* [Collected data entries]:
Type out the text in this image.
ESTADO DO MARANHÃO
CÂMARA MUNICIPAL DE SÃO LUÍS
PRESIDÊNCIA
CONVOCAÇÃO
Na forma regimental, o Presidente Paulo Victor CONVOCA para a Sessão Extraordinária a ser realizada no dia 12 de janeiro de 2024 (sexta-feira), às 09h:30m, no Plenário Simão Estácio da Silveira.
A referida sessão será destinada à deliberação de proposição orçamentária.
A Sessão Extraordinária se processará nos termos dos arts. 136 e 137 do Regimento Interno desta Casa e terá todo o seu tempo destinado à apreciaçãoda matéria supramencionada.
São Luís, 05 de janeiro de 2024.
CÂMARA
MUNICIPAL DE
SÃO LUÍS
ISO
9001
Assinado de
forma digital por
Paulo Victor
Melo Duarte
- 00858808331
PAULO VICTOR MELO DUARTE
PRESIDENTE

* [What needs to be done]: Extract every line above exactly as it stands.

* [Result for this task]:
Type out the text in this image.
ESTADO DO MARANHÃO
CÂMARA MUNICIPAL DE SÃO LUÍS
PRESIDÊNCIA
CONVOCAÇÃO
Na forma regimental, o Presidente Paulo Victor CONVOCA para a Sessão Extraordinária a ser realizada no dia 12 de janeiro de 2024 (sexta-feira), às 09h:30m, no Plenário Simão Estácio da Silveira.
A referida sessão será destinada à deliberação de proposição orçamentária.
A Sessão Extraordinária se processará nos termos dos arts. 136 e 137 do Regimento Interno desta Casa e terá todo o seu tempo destinado à apreciaçãoda matéria supramencionada.
São Luís, 05 de janeiro de 2024.
CÂMARA
MUNICIPAL DE
SÃO LUÍS
ISO
9001
Assinado de
forma digital por
Paulo Victor
Melo Duarte
- 00858808331
PAULO VICTOR MELO DUARTE
PRESIDENTE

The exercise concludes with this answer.